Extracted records

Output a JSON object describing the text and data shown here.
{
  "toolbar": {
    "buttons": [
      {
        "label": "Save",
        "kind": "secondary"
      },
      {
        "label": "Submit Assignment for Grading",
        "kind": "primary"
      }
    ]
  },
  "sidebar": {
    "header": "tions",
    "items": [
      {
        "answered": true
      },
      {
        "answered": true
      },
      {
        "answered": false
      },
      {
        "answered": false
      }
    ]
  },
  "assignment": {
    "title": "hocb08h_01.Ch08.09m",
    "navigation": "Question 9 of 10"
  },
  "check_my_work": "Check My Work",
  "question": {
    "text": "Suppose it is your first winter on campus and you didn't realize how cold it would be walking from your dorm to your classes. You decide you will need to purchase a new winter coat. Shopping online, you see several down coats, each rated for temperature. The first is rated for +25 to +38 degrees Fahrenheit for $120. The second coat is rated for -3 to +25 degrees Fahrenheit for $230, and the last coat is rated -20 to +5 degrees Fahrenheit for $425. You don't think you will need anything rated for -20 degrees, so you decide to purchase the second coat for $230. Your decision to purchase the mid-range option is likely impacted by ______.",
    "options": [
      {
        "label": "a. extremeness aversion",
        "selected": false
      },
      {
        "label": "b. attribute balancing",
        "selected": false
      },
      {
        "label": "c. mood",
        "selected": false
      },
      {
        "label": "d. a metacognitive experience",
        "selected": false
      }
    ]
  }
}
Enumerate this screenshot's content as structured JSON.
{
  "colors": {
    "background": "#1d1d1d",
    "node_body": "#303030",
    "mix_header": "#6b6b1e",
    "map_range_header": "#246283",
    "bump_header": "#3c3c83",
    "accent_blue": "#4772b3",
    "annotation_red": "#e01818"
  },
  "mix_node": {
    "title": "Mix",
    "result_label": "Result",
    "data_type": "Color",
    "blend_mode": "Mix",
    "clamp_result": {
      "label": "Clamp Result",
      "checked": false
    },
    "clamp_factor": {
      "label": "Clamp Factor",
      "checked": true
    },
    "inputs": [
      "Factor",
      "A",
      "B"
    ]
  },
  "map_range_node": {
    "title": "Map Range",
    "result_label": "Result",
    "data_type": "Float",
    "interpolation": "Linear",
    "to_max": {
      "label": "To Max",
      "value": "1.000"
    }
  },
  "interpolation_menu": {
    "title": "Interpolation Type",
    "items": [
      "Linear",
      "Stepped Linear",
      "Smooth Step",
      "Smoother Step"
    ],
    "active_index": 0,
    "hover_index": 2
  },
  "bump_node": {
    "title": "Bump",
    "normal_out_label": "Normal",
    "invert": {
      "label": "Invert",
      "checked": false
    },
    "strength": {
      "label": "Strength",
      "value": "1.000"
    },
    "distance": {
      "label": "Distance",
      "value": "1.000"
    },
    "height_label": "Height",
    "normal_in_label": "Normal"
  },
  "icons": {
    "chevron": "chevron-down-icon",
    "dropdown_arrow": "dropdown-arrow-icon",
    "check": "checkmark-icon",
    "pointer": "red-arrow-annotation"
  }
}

-- REQUEST --
Output the line containing "Enumerate this screenshot's" and all lines after it to the end of the records, exactly as given.

-- TASK SOLUTION --
Enumerate this screenshot's content as structured JSON.
{
  "colors": {
    "background": "#1d1d1d",
    "node_body": "#303030",
    "mix_header": "#6b6b1e",
    "map_range_header": "#246283",
    "bump_header": "#3c3c83",
    "accent_blue": "#4772b3",
    "annotation_red": "#e01818"
  },
  "mix_node": {
    "title": "Mix",
    "result_label": "Result",
    "data_type": "Color",
    "blend_mode": "Mix",
    "clamp_result": {
      "label": "Clamp Result",
      "checked": false
    },
    "clamp_factor": {
      "label": "Clamp Factor",
      "checked": true
    },
    "inputs": [
      "Factor",
      "A",
      "B"
    ]
  },
  "map_range_node": {
    "title": "Map Range",
    "result_label": "Result",
    "data_type": "Float",
    "interpolation": "Linear",
    "to_max": {
      "label": "To Max",
      "value": "1.000"
    }
  },
  "interpolation_menu": {
    "title": "Interpolation Type",
    "items": [
      "Linear",
      "Stepped Linear",
      "Smooth Step",
      "Smoother Step"
    ],
    "active_index": 0,
    "hover_index": 2
  },
  "bump_node": {
    "title": "Bump",
    "normal_out_label": "Normal",
    "invert": {
      "label": "Invert",
      "checked": false
    },
    "strength": {
      "label": "Strength",
      "value": "1.000"
    },
    "distance": {
      "label": "Distance",
      "value": "1.000"
    },
    "height_label": "Height",
    "normal_in_label": "Normal"
  },
  "icons": {
    "chevron": "chevron-down-icon",
    "dropdown_arrow": "dropdown-arrow-icon",
    "check": "checkmark-icon",
    "pointer": "red-arrow-annotation"
  }
}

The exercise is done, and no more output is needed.